Extract provided -
+++
Lucy Peltz

Lucy Peltz

Head of Collection Displays (Tudor to Regency) and Senior Curator 18th Century Collections

 

Job description

As Head of Collections Displays (Tudor to Regency), working with several Senior Curators and Collections Curators, I oversee the presentation and interpretation of the 16th, 17th, 18th and early 19th century portraits on view in London and at our various regional partners. Since taking my Masters degree, I have specialised in eighteenth-century art and cultural history, so I am particularly delighted to be the Senior Curator of Eighteenth-Century Portraits. In this role I am responsible for the display and interpretation of the Gallery’s collections for the period 1715-1837. This involves managing the Eighteenth-Century and Regency galleries in London. My day-to-day work as a curator includes research and fundraising for new eighteenth-century acquisitions and providing guidance on eighteenth-century portraiture for private individuals, government bodies and other organisations. In 2017, I published Facing the Text: Extra-illustration, Print Culture and Society, c.1769-1840, Huntington Library Press, the first monograph on extra-illustration and portrait print collecting. The research for this book was written up with the support of a 1 Year Leverhulme Senior Research Fellowship. In 2018, the book won in the Historians of British Art Prize for best monograph pre 1840. During my time at the Gallery, I have also worked on a number of eighteenth-century displays and exhibitions and written for their accompanying publications, more recently I have also had responsibility for a number of cross-period displays and exhibitions as well as projects working with contemporary artists and writers, including Ayuba Suleiman Diallo and Ben Okri, A Dialogue Across Time (2013-14); Gainsborough’s Family Album (2017-18), with Professor David Solkin, and the international touring exhibition Love Stories: Art, Passion and Tragedy (2021-22).

Biography

I studied History of Art and French at Sussex University, before taking an MA in the History of Art at the Courtauld Institute of Art and completing a PhD at the University of Manchester in 1998.  I worked as an assistant curator and curator at the British Museum  and Museum of London before joining the National Portrait Gallery as Eighteenth Century Curator in 2001. Since then I have been  responsible for refurbishing and redisplaying the Regency galleries (2003) as well as for developing ‘Making Faces – Eighteenth Century Style’ at Beningbrough Hall (2006-18), is a series of interactive galleries which use portraiture, hands-on exhibits and digital material to explore portraiture as a business in the eighteenth century. This innovative installation was short-listed for the Guardian, ‘Kids in Museums’ Award in 2009.  At the National Portrait Gallery, I have also co-curated two major exhibitions, Brilliant Women: 18th Century Bluestockings (2008) and Thomas Lawrence: Regency Power and Brilliance (2010). In pursuing my research into extra-illustration and portrait print collecting, I have been awarded several fellowships, including, a Huntington Library Fellowship (2001) and a Research Fellowship from the Leverhulme Trust (2008-10).  I am also a Trustee of the Wordsworth Trust and was the External Examiner for the M.A. in Museum Studies at the University of Leeds (2012-15). I have been an Honorary Research Fellow in the History of Art Department, Birkbeck, University of London, since 2016.
+++
Given task a -
Please copy out the listing lines, starting at the line that has "section-heading-4: 第四条 代理权限: [193, 1109, 370, 1134]" and stopping after the line that has "List each element", and switch "section-heading" to "chapter-heading" while leaving everything else unchanged.
The Lucy Peltz profile and the listing that comes next are unrelated.
+++
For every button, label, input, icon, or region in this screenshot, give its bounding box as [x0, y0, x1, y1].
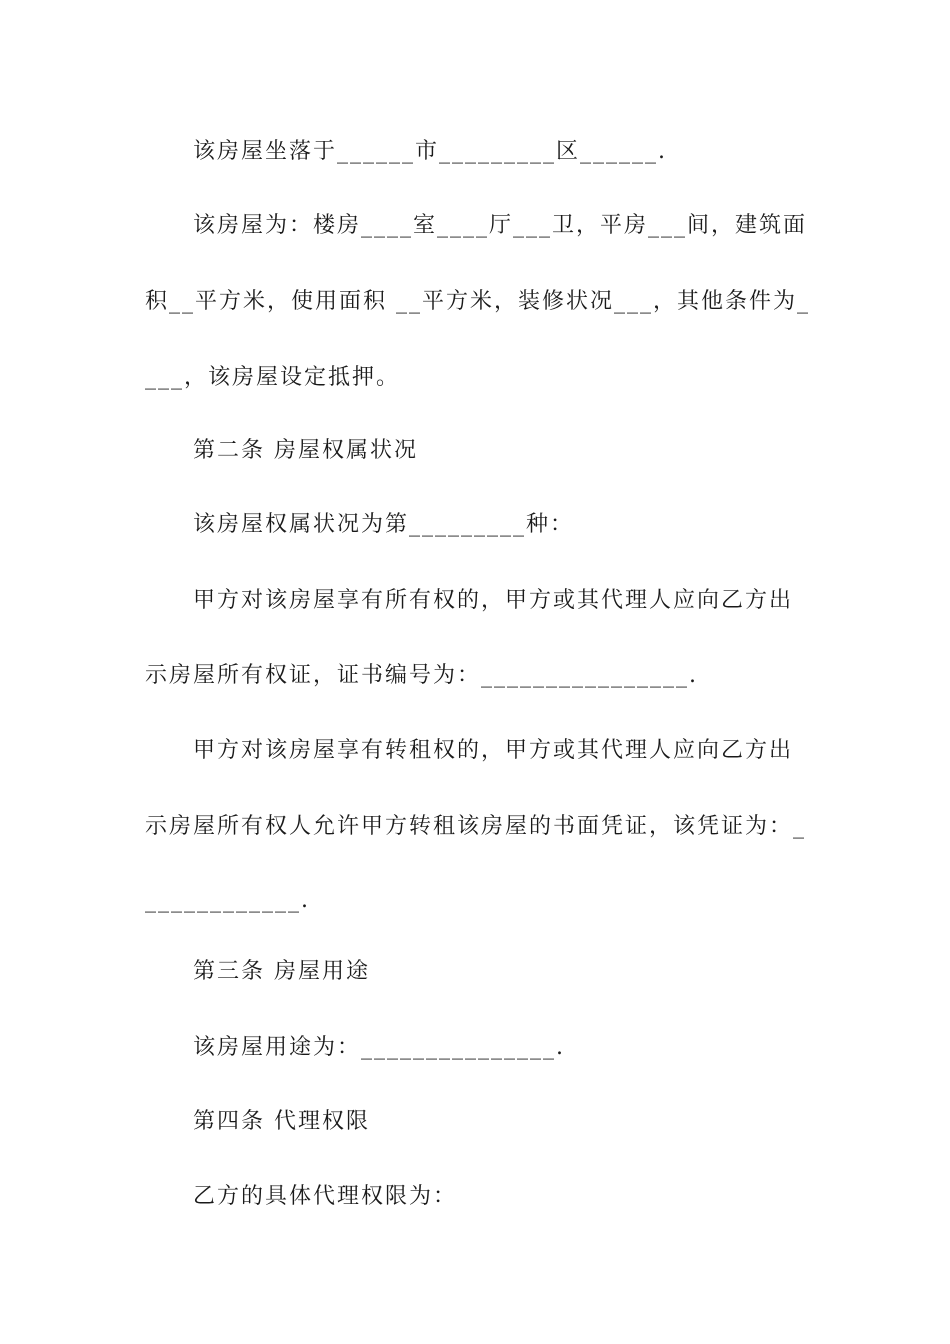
section-heading-4: 第四条 代理权限: [193, 1109, 370, 1134]
ownership-paragraph-line-2: 示房屋所有权证，证书编号为：________________.: [145, 663, 698, 688]
ownership-paragraph-line-1: 甲方对该房屋享有所有权的，甲方或其代理人应向乙方出: [193, 588, 794, 613]
house-description-line-3: ___，该房屋设定抵押。: [145, 365, 401, 390]
sublease-paragraph-line-3: ____________.: [145, 888, 310, 913]
section-heading-2: 第二条 房屋权属状况: [193, 438, 418, 463]
section-heading-3: 第三条 房屋用途: [193, 959, 370, 984]
sublease-paragraph-line-2: 示房屋所有权人允许甲方转租该房屋的书面凭证，该凭证为：_: [145, 814, 807, 839]
authority-paragraph: 乙方的具体代理权限为：: [193, 1184, 458, 1209]
usage-paragraph: 该房屋用途为：_______________.: [193, 1035, 565, 1060]
location-paragraph: 该房屋坐落于______市_________区______.: [193, 139, 667, 164]
house-description-line-2: 积__平方米，使用面积 __平方米，装修状况___，其他条件为_: [145, 289, 810, 314]
house-description-line-1: 该房屋为：楼房____室____厅___卫，平房___间，建筑面: [193, 213, 808, 238]
ownership-type-paragraph: 该房屋权属状况为第_________种：: [193, 512, 575, 537]
sublease-paragraph-line-1: 甲方对该房屋享有转租权的，甲方或其代理人应向乙方出: [193, 738, 794, 763]
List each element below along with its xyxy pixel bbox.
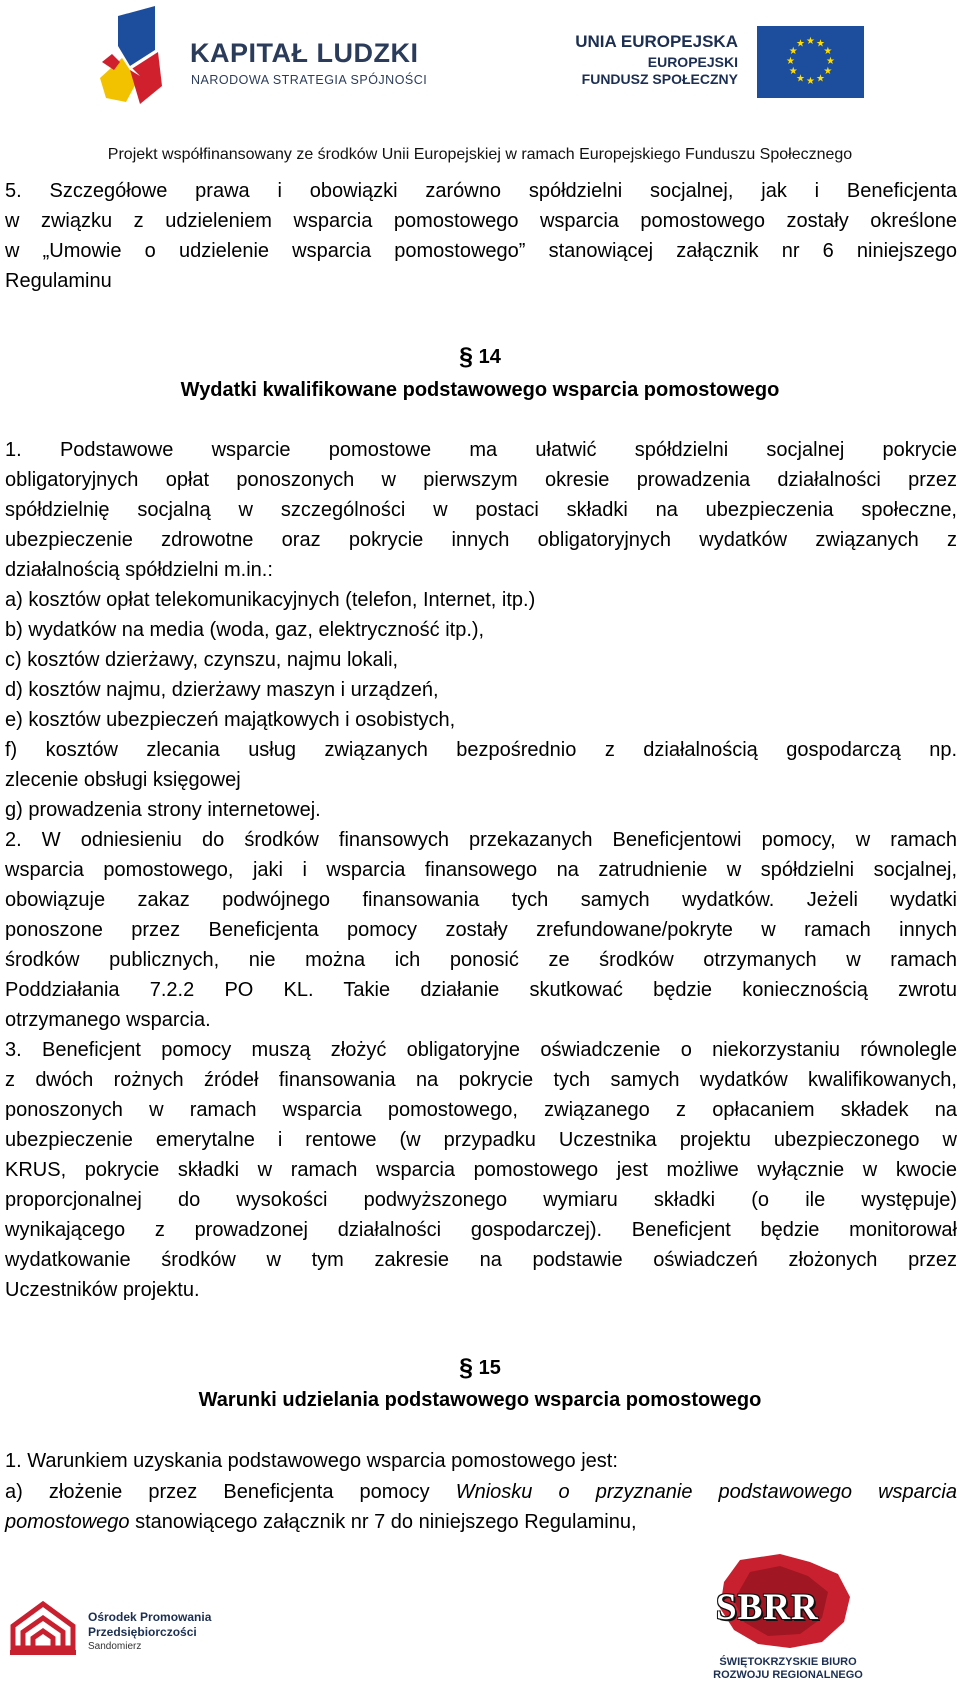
p5-line-3: w „Umowie o udzielenie wsparcia pomostowego” stanowiącej załącznik nr 6 niniejszego <box>5 240 957 262</box>
s14-item-c: c) kosztów dzierżawy, czynszu, najmu lokali, <box>5 649 399 671</box>
s14-p3-line-7: wynikającego z prowadzonej działalności gospodarczej). Beneficjent będzie monitorował <box>5 1219 957 1241</box>
s15-p1: 1. Warunkiem uzyskania podstawowego wsparcia pomostowego jest: <box>5 1450 618 1472</box>
s14-p3-line-8: wydatkowanie środków w tym zakresie na podstawie oświadczeń złożonych przez <box>5 1249 957 1271</box>
svg-text:★: ★ <box>826 56 835 67</box>
svg-text:★: ★ <box>823 66 833 77</box>
eu-logo-line-1: UNIA EUROPEJSKA <box>575 32 738 51</box>
svg-text:★: ★ <box>806 36 815 47</box>
svg-text:★: ★ <box>796 73 805 85</box>
section-15-heading: Warunki udzielania podstawowego wsparcia pomostowego <box>198 1389 762 1411</box>
s14-p1-line-2: obligatoryjnych opłat ponoszonych w pierwszym okresie prowadzenia działalności przez <box>5 469 957 491</box>
s14-p2-line-7: otrzymanego wsparcia. <box>5 1009 211 1031</box>
s15-item-a-italic: Wniosku o przyznanie podstawowego wsparcia <box>455 1481 957 1503</box>
s14-p3-line-2: z dwóch rożnych źródeł finansowania na pokrycie tych samych wydatków kwalifikowanych, <box>5 1069 957 1091</box>
svg-text:★: ★ <box>806 76 815 87</box>
s14-p2-line-2: wsparcia pomostowego, jaki i wsparcia finansowego na zatrudnienie w spółdzielni socjalnej, <box>5 859 957 881</box>
s14-item-d: d) kosztów najmu, dzierżawy maszyn i urządzeń, <box>5 679 439 701</box>
opp-logo-icon <box>8 1590 78 1660</box>
svg-text:★: ★ <box>796 38 805 50</box>
eu-flag-icon <box>757 26 864 98</box>
opp-city: Sandomierz <box>88 1641 142 1652</box>
eu-logo-line-2: EUROPEJSKI <box>647 54 738 70</box>
paragraph-sign: § <box>459 343 474 371</box>
s15-item-a-line-2 <box>5 1507 957 1537</box>
s14-p2-line-6: Poddziałania 7.2.2 PO KL. Takie działanie skutkować będzie koniecznością zwrotu <box>5 979 957 1001</box>
s14-item-e: e) kosztów ubezpieczeń majątkowych i osobistych, <box>5 709 456 731</box>
s15-item-a-prefix: a) złożenie przez Beneficjenta pomocy <box>5 1481 430 1503</box>
sbrr-name-line-2: ROZWOJU REGIONALNEGO <box>713 1669 863 1681</box>
s14-item-g: g) prowadzenia strony internetowej. <box>5 799 321 821</box>
section-15-num: 15 <box>478 1357 501 1379</box>
svg-text:★: ★ <box>788 46 798 57</box>
s14-p3-line-4: ubezpieczenie emerytalne i rentowe (w przypadku Uczestnika projektu ubezpieczonego w <box>5 1129 957 1151</box>
svg-text:★: ★ <box>816 73 825 85</box>
s14-p3-line-1: 3. Beneficjent pomocy muszą złożyć obligatoryjne oświadczenie o niekorzystaniu równolegle <box>5 1039 957 1061</box>
cofinancing-note: Projekt współfinansowany ze środków Unii Europejskiej w ramach Europejskiego Funduszu Społecznego <box>107 146 853 163</box>
s14-p2-line-1: 2. W odniesieniu do środków finansowych przekazanych Beneficjentowi pomocy, w ramach <box>5 829 957 851</box>
s14-p3-line-9: Uczestników projektu. <box>5 1279 200 1301</box>
opp-name-line-1: Ośrodek Promowania <box>88 1610 212 1624</box>
svg-text:★: ★ <box>823 46 833 57</box>
s14-p1-line-3: spółdzielnię socjalną w szczególności w postaci składki na ubezpieczenia społeczne, <box>5 499 957 521</box>
paragraph-sign: § <box>459 1354 474 1382</box>
sbrr-logo-text: SBRR <box>716 1587 819 1628</box>
section-15-number <box>0 1353 960 1383</box>
svg-text:★: ★ <box>786 56 795 67</box>
s14-p2-line-4: ponoszone przez Beneficjenta pomocy zostały zrefundowane/pokryte w ramach innych <box>5 919 957 941</box>
s14-item-f-cont: zlecenie obsługi księgowej <box>5 769 241 791</box>
section-14-heading: Wydatki kwalifikowane podstawowego wsparcia pomostowego <box>180 379 780 401</box>
s14-p3-line-3: ponoszonych w ramach wsparcia pomostowego, związanego z opłacaniem składek na <box>5 1099 957 1121</box>
opp-name-line-2: Przedsiębiorczości <box>88 1625 197 1639</box>
s15-item-a-italic-cont: pomostowego <box>5 1511 130 1533</box>
p5-line-2: w związku z udzieleniem wsparcia pomostowego wsparcia pomostowego zostały określone <box>5 210 957 232</box>
kapital-ludzki-title: KAPITAŁ LUDZKI <box>190 38 419 68</box>
s15-item-a-suffix: stanowiącego załącznik nr 7 do niniejszego Regulaminu, <box>135 1511 637 1533</box>
p5-line-1: 5. Szczegółowe prawa i obowiązki zarówno spółdzielni socjalnej, jak i Beneficjenta <box>5 180 957 202</box>
kapital-ludzki-subtitle: NARODOWA STRATEGIA SPÓJNOŚCI <box>191 73 428 87</box>
svg-text:★: ★ <box>788 66 798 77</box>
s14-item-b: b) wydatków na media (woda, gaz, elektryczność itp.), <box>5 619 485 641</box>
s14-p2-line-3: obowiązuje zakaz podwójnego finansowania tych samych wydatków. Jeżeli wydatki <box>5 889 957 911</box>
s14-p1-line-5: działalnością spółdzielni m.in.: <box>5 559 273 581</box>
s14-p1-line-4: ubezpieczenie zdrowotne oraz pokrycie innych obligatoryjnych wydatków związanych z <box>5 529 957 551</box>
section-14-num: 14 <box>478 346 501 368</box>
s14-p3-line-6: proporcjonalnej do wysokości podwyższonego wymiaru składki (o ile występuje) <box>5 1189 957 1211</box>
p5-line-4: Regulaminu <box>5 270 112 292</box>
eu-logo-line-3: FUNDUSZ SPOŁECZNY <box>581 71 738 87</box>
sbrr-name-line-1: ŚWIĘTOKRZYSKIE BIURO <box>719 1656 857 1668</box>
s15-item-a-line-1 <box>5 1477 957 1507</box>
s14-p3-line-5: KRUS, pokrycie składki w ramach wsparcia pomostowego jest możliwe wyłącznie w kwocie <box>5 1159 957 1181</box>
s14-item-a: a) kosztów opłat telekomunikacyjnych (telefon, Internet, itp.) <box>5 589 536 611</box>
section-14-number <box>0 342 960 372</box>
s14-p2-line-5: środków publicznych, nie można ich ponosić ze środków otrzymanych w ramach <box>5 949 957 971</box>
s14-item-f: f) kosztów zlecania usług związanych bezpośrednio z działalnością gospodarczą np. <box>5 739 957 761</box>
svg-text:★: ★ <box>816 38 825 50</box>
s14-p1-line-1: 1. Podstawowe wsparcie pomostowe ma ułatwić spółdzielni socjalnej pokrycie <box>5 439 957 461</box>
+++
Given task b -
According to the Lucy Peltz profile, at which university did she complete her PhD, and in what year?

Written answer a -
chapter-heading-4: 第四条 代理权限: [193, 1109, 370, 1134]
ownership-paragraph-line-2: 示房屋所有权证，证书编号为：________________.: [145, 663, 698, 688]
ownership-paragraph-line-1: 甲方对该房屋享有所有权的，甲方或其代理人应向乙方出: [193, 588, 794, 613]
house-description-line-3: ___，该房屋设定抵押。: [145, 365, 401, 390]
sublease-paragraph-line-3: ____________.: [145, 888, 310, 913]
chapter-heading-2: 第二条 房屋权属状况: [193, 438, 418, 463]
chapter-heading-3: 第三条 房屋用途: [193, 959, 370, 984]
sublease-paragraph-line-2: 示房屋所有权人允许甲方转租该房屋的书面凭证，该凭证为：_: [145, 814, 807, 839]
authority-paragraph: 乙方的具体代理权限为：: [193, 1184, 458, 1209]
usage-paragraph: 该房屋用途为：_______________.: [193, 1035, 565, 1060]
location-paragraph: 该房屋坐落于______市_________区______.: [193, 139, 667, 164]
house-description-line-2: 积__平方米，使用面积 __平方米，装修状况___，其他条件为_: [145, 289, 810, 314]
house-description-line-1: 该房屋为：楼房____室____厅___卫，平房___间，建筑面: [193, 213, 808, 238]
ownership-type-paragraph: 该房屋权属状况为第_________种：: [193, 512, 575, 537]
sublease-paragraph-line-1: 甲方对该房屋享有转租权的，甲方或其代理人应向乙方出: [193, 738, 794, 763]
List each element below along with its xyxy pixel bbox.

Written answer b -
The University of Manchester, in 1998.